[Begin]

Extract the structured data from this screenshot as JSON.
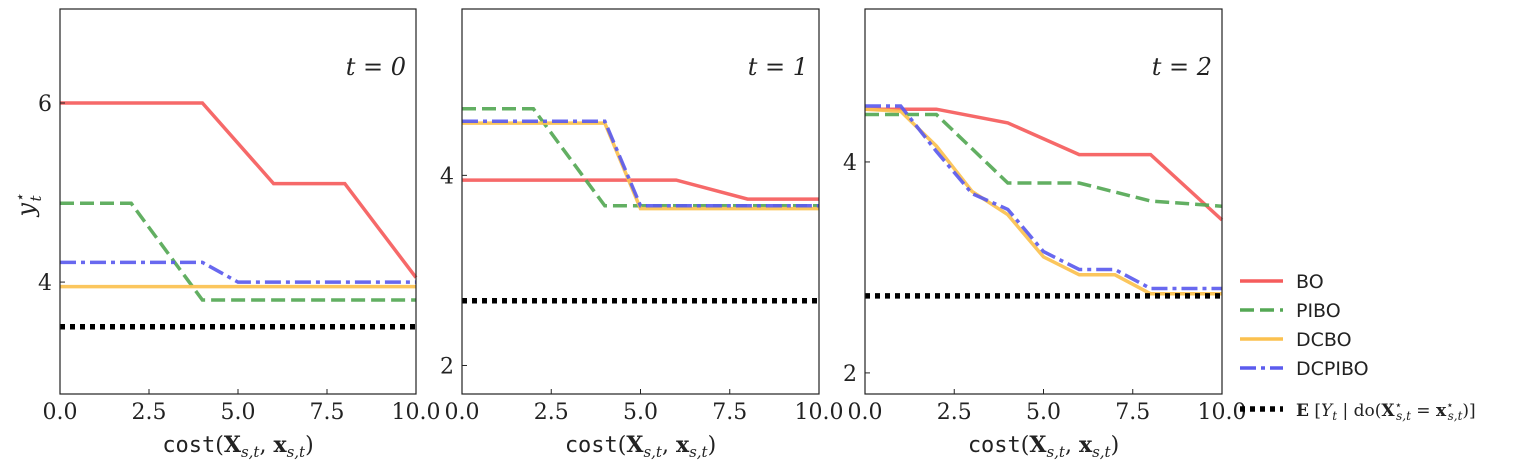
{
  "chart_data": [
    {
      "type": "line",
      "panel": "t=0",
      "ylabel": "y_t*",
      "xlabel_func": "cost",
      "xlabel_args": "(X s,t , x s,t )",
      "annotation": "t = 0",
      "xlim": [
        0,
        10
      ],
      "ylim": [
        2.75,
        7.05
      ],
      "xticks": [
        "0.0",
        "2.5",
        "5.0",
        "7.5",
        "10.0"
      ],
      "yticks": [
        4,
        6
      ],
      "series": [
        {
          "name": "BO",
          "style": "solid",
          "color": "#f55c5c",
          "points": [
            [
              0,
              6.0
            ],
            [
              4,
              6.0
            ],
            [
              6,
              5.1
            ],
            [
              8,
              5.1
            ],
            [
              10,
              4.05
            ]
          ]
        },
        {
          "name": "PIBO",
          "style": "dashed",
          "color": "#55a855",
          "points": [
            [
              0,
              4.88
            ],
            [
              2,
              4.88
            ],
            [
              4,
              3.8
            ],
            [
              10,
              3.8
            ]
          ]
        },
        {
          "name": "DCBO",
          "style": "solid",
          "color": "#fbc14f",
          "points": [
            [
              0,
              3.95
            ],
            [
              10,
              3.95
            ]
          ]
        },
        {
          "name": "DCPIBO",
          "style": "dashdot",
          "color": "#5b5bee",
          "points": [
            [
              0,
              4.22
            ],
            [
              4,
              4.22
            ],
            [
              5,
              4.0
            ],
            [
              10,
              4.0
            ]
          ]
        },
        {
          "name": "E[Y_t | do(X*_s,t = x*_s,t)]",
          "style": "dotted",
          "color": "#000000",
          "points": [
            [
              0,
              3.5
            ],
            [
              10,
              3.5
            ]
          ]
        }
      ]
    },
    {
      "type": "line",
      "panel": "t=1",
      "ylabel": "",
      "xlabel_func": "cost",
      "xlabel_args": "(X s,t , x s,t )",
      "annotation": "t = 1",
      "xlim": [
        0,
        10
      ],
      "ylim": [
        1.7,
        5.75
      ],
      "xticks": [
        "0.0",
        "2.5",
        "5.0",
        "7.5",
        "10.0"
      ],
      "yticks": [
        2,
        4
      ],
      "series": [
        {
          "name": "BO",
          "style": "solid",
          "color": "#f55c5c",
          "points": [
            [
              0,
              3.95
            ],
            [
              6,
              3.95
            ],
            [
              8,
              3.75
            ],
            [
              10,
              3.75
            ]
          ]
        },
        {
          "name": "PIBO",
          "style": "dashed",
          "color": "#55a855",
          "points": [
            [
              0,
              4.7
            ],
            [
              2,
              4.7
            ],
            [
              4,
              3.68
            ],
            [
              10,
              3.68
            ]
          ]
        },
        {
          "name": "DCBO",
          "style": "solid",
          "color": "#fbc14f",
          "points": [
            [
              0,
              4.55
            ],
            [
              4,
              4.55
            ],
            [
              5,
              3.65
            ],
            [
              10,
              3.65
            ]
          ]
        },
        {
          "name": "DCPIBO",
          "style": "dashdot",
          "color": "#5b5bee",
          "points": [
            [
              0,
              4.57
            ],
            [
              4,
              4.57
            ],
            [
              5,
              3.68
            ],
            [
              10,
              3.68
            ]
          ]
        },
        {
          "name": "E[Y_t | do(X*_s,t = x*_s,t)]",
          "style": "dotted",
          "color": "#000000",
          "points": [
            [
              0,
              2.68
            ],
            [
              10,
              2.68
            ]
          ]
        }
      ]
    },
    {
      "type": "line",
      "panel": "t=2",
      "ylabel": "",
      "xlabel_func": "cost",
      "xlabel_args": "(X s,t , x s,t )",
      "annotation": "t = 2",
      "xlim": [
        0,
        10
      ],
      "ylim": [
        1.8,
        5.45
      ],
      "xticks": [
        "0.0",
        "2.5",
        "5.0",
        "7.5",
        "10.0"
      ],
      "yticks": [
        2,
        4
      ],
      "series": [
        {
          "name": "BO",
          "style": "solid",
          "color": "#f55c5c",
          "points": [
            [
              0,
              4.5
            ],
            [
              2,
              4.5
            ],
            [
              4,
              4.37
            ],
            [
              6,
              4.07
            ],
            [
              8,
              4.07
            ],
            [
              10,
              3.45
            ]
          ]
        },
        {
          "name": "PIBO",
          "style": "dashed",
          "color": "#55a855",
          "points": [
            [
              0,
              4.45
            ],
            [
              2,
              4.45
            ],
            [
              4,
              3.8
            ],
            [
              6,
              3.8
            ],
            [
              8,
              3.63
            ],
            [
              10,
              3.58
            ]
          ]
        },
        {
          "name": "DCBO",
          "style": "solid",
          "color": "#fbc14f",
          "points": [
            [
              0,
              4.5
            ],
            [
              1,
              4.48
            ],
            [
              2,
              4.15
            ],
            [
              3,
              3.72
            ],
            [
              4,
              3.5
            ],
            [
              5,
              3.1
            ],
            [
              6,
              2.93
            ],
            [
              7,
              2.93
            ],
            [
              8,
              2.75
            ],
            [
              10,
              2.75
            ]
          ]
        },
        {
          "name": "DCPIBO",
          "style": "dashdot",
          "color": "#5b5bee",
          "points": [
            [
              0,
              4.53
            ],
            [
              1,
              4.53
            ],
            [
              2,
              4.1
            ],
            [
              3,
              3.7
            ],
            [
              4,
              3.55
            ],
            [
              5,
              3.15
            ],
            [
              6,
              2.98
            ],
            [
              7,
              2.98
            ],
            [
              8,
              2.8
            ],
            [
              10,
              2.8
            ]
          ]
        },
        {
          "name": "E[Y_t | do(X*_s,t = x*_s,t)]",
          "style": "dotted",
          "color": "#000000",
          "points": [
            [
              0,
              2.73
            ],
            [
              10,
              2.73
            ]
          ]
        }
      ]
    }
  ],
  "legend": {
    "placement": "right",
    "items": [
      {
        "label": "BO",
        "style": "solid",
        "color": "#f55c5c"
      },
      {
        "label": "PIBO",
        "style": "dashed",
        "color": "#55a855"
      },
      {
        "label": "DCBO",
        "style": "solid",
        "color": "#fbc14f"
      },
      {
        "label": "DCPIBO",
        "style": "dashdot",
        "color": "#5b5bee"
      },
      {
        "label": "E [Y t | do(X* s,t = x* s,t )]",
        "style": "dotted",
        "color": "#000000"
      }
    ]
  }
}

[End]

- WRITTEN REQUEST
Restate the records word for word, omitting images.

- WORKED ANSWER
Extract the structured data from this screenshot as JSON.
{
  "chart_data": [
    {
      "type": "line",
      "panel": "t=0",
      "ylabel": "y_t*",
      "xlabel_func": "cost",
      "xlabel_args": "(X s,t , x s,t )",
      "annotation": "t = 0",
      "xlim": [
        0,
        10
      ],
      "ylim": [
        2.75,
        7.05
      ],
      "xticks": [
        "0.0",
        "2.5",
        "5.0",
        "7.5",
        "10.0"
      ],
      "yticks": [
        4,
        6
      ],
      "series": [
        {
          "name": "BO",
          "style": "solid",
          "color": "#f55c5c",
          "points": [
            [
              0,
              6.0
            ],
            [
              4,
              6.0
            ],
            [
              6,
              5.1
            ],
            [
              8,
              5.1
            ],
            [
              10,
              4.05
            ]
          ]
        },
        {
          "name": "PIBO",
          "style": "dashed",
          "color": "#55a855",
          "points": [
            [
              0,
              4.88
            ],
            [
              2,
              4.88
            ],
            [
              4,
              3.8
            ],
            [
              10,
              3.8
            ]
          ]
        },
        {
          "name": "DCBO",
          "style": "solid",
          "color": "#fbc14f",
          "points": [
            [
              0,
              3.95
            ],
            [
              10,
              3.95
            ]
          ]
        },
        {
          "name": "DCPIBO",
          "style": "dashdot",
          "color": "#5b5bee",
          "points": [
            [
              0,
              4.22
            ],
            [
              4,
              4.22
            ],
            [
              5,
              4.0
            ],
            [
              10,
              4.0
            ]
          ]
        },
        {
          "name": "E[Y_t | do(X*_s,t = x*_s,t)]",
          "style": "dotted",
          "color": "#000000",
          "points": [
            [
              0,
              3.5
            ],
            [
              10,
              3.5
            ]
          ]
        }
      ]
    },
    {
      "type": "line",
      "panel": "t=1",
      "ylabel": "",
      "xlabel_func": "cost",
      "xlabel_args": "(X s,t , x s,t )",
      "annotation": "t = 1",
      "xlim": [
        0,
        10
      ],
      "ylim": [
        1.7,
        5.75
      ],
      "xticks": [
        "0.0",
        "2.5",
        "5.0",
        "7.5",
        "10.0"
      ],
      "yticks": [
        2,
        4
      ],
      "series": [
        {
          "name": "BO",
          "style": "solid",
          "color": "#f55c5c",
          "points": [
            [
              0,
              3.95
            ],
            [
              6,
              3.95
            ],
            [
              8,
              3.75
            ],
            [
              10,
              3.75
            ]
          ]
        },
        {
          "name": "PIBO",
          "style": "dashed",
          "color": "#55a855",
          "points": [
            [
              0,
              4.7
            ],
            [
              2,
              4.7
            ],
            [
              4,
              3.68
            ],
            [
              10,
              3.68
            ]
          ]
        },
        {
          "name": "DCBO",
          "style": "solid",
          "color": "#fbc14f",
          "points": [
            [
              0,
              4.55
            ],
            [
              4,
              4.55
            ],
            [
              5,
              3.65
            ],
            [
              10,
              3.65
            ]
          ]
        },
        {
          "name": "DCPIBO",
          "style": "dashdot",
          "color": "#5b5bee",
          "points": [
            [
              0,
              4.57
            ],
            [
              4,
              4.57
            ],
            [
              5,
              3.68
            ],
            [
              10,
              3.68
            ]
          ]
        },
        {
          "name": "E[Y_t | do(X*_s,t = x*_s,t)]",
          "style": "dotted",
          "color": "#000000",
          "points": [
            [
              0,
              2.68
            ],
            [
              10,
              2.68
            ]
          ]
        }
      ]
    },
    {
      "type": "line",
      "panel": "t=2",
      "ylabel": "",
      "xlabel_func": "cost",
      "xlabel_args": "(X s,t , x s,t )",
      "annotation": "t = 2",
      "xlim": [
        0,
        10
      ],
      "ylim": [
        1.8,
        5.45
      ],
      "xticks": [
        "0.0",
        "2.5",
        "5.0",
        "7.5",
        "10.0"
      ],
      "yticks": [
        2,
        4
      ],
      "series": [
        {
          "name": "BO",
          "style": "solid",
          "color": "#f55c5c",
          "points": [
            [
              0,
              4.5
            ],
            [
              2,
              4.5
            ],
            [
              4,
              4.37
            ],
            [
              6,
              4.07
            ],
            [
              8,
              4.07
            ],
            [
              10,
              3.45
            ]
          ]
        },
        {
          "name": "PIBO",
          "style": "dashed",
          "color": "#55a855",
          "points": [
            [
              0,
              4.45
            ],
            [
              2,
              4.45
            ],
            [
              4,
              3.8
            ],
            [
              6,
              3.8
            ],
            [
              8,
              3.63
            ],
            [
              10,
              3.58
            ]
          ]
        },
        {
          "name": "DCBO",
          "style": "solid",
          "color": "#fbc14f",
          "points": [
            [
              0,
              4.5
            ],
            [
              1,
              4.48
            ],
            [
              2,
              4.15
            ],
            [
              3,
              3.72
            ],
            [
              4,
              3.5
            ],
            [
              5,
              3.1
            ],
            [
              6,
              2.93
            ],
            [
              7,
              2.93
            ],
            [
              8,
              2.75
            ],
            [
              10,
              2.75
            ]
          ]
        },
        {
          "name": "DCPIBO",
          "style": "dashdot",
          "color": "#5b5bee",
          "points": [
            [
              0,
              4.53
            ],
            [
              1,
              4.53
            ],
            [
              2,
              4.1
            ],
            [
              3,
              3.7
            ],
            [
              4,
              3.55
            ],
            [
              5,
              3.15
            ],
            [
              6,
              2.98
            ],
            [
              7,
              2.98
            ],
            [
              8,
              2.8
            ],
            [
              10,
              2.8
            ]
          ]
        },
        {
          "name": "E[Y_t | do(X*_s,t = x*_s,t)]",
          "style": "dotted",
          "color": "#000000",
          "points": [
            [
              0,
              2.73
            ],
            [
              10,
              2.73
            ]
          ]
        }
      ]
    }
  ],
  "legend": {
    "placement": "right",
    "items": [
      {
        "label": "BO",
        "style": "solid",
        "color": "#f55c5c"
      },
      {
        "label": "PIBO",
        "style": "dashed",
        "color": "#55a855"
      },
      {
        "label": "DCBO",
        "style": "solid",
        "color": "#fbc14f"
      },
      {
        "label": "DCPIBO",
        "style": "dashdot",
        "color": "#5b5bee"
      },
      {
        "label": "E [Y t | do(X* s,t = x* s,t )]",
        "style": "dotted",
        "color": "#000000"
      }
    ]
  }
}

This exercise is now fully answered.